** Exercise objective **
Locate every line below that contains the word "Proximal" and copy it.

** Information shown **
┌────────
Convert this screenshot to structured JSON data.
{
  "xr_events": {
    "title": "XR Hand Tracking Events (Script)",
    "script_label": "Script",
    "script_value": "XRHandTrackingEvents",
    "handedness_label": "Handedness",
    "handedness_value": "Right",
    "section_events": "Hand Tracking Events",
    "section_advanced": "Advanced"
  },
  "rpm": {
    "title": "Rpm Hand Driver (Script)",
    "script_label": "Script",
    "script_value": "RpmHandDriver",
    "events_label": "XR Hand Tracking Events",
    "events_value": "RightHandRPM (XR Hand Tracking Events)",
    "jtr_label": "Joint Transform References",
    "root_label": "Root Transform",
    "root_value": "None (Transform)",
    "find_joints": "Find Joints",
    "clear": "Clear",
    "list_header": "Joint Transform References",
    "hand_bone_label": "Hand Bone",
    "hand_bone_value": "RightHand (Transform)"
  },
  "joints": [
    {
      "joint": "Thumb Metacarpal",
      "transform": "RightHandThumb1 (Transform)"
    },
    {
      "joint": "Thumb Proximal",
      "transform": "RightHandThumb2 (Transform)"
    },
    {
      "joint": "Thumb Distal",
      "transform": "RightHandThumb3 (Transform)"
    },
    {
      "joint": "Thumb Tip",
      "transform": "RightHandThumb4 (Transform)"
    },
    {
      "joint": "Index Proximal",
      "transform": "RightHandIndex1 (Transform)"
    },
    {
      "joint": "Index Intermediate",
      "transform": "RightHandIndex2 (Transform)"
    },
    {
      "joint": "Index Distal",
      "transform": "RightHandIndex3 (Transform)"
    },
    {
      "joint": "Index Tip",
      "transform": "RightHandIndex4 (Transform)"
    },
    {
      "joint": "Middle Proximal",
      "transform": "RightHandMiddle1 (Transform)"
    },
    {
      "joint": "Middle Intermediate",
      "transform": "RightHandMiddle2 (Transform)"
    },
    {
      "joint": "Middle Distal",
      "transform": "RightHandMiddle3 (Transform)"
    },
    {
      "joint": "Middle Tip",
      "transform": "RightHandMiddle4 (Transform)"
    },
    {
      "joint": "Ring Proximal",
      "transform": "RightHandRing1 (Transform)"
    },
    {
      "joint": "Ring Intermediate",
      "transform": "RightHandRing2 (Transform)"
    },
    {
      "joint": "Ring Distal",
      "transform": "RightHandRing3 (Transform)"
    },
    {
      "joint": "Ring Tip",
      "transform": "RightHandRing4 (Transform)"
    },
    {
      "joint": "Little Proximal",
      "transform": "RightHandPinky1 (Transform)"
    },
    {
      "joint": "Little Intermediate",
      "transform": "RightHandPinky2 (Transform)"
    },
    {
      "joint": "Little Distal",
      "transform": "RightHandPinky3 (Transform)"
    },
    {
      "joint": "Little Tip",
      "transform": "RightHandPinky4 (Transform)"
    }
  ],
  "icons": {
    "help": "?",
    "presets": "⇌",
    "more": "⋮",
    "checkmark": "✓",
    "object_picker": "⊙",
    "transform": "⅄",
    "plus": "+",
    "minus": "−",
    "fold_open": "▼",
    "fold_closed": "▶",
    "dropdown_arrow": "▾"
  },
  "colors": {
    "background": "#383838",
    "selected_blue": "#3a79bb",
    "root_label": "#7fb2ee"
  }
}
└────────
** Complete answer **
      "joint": "Thumb Proximal",
      "joint": "Index Proximal",
      "joint": "Middle Proximal",
      "joint": "Ring Proximal",
      "joint": "Little Proximal",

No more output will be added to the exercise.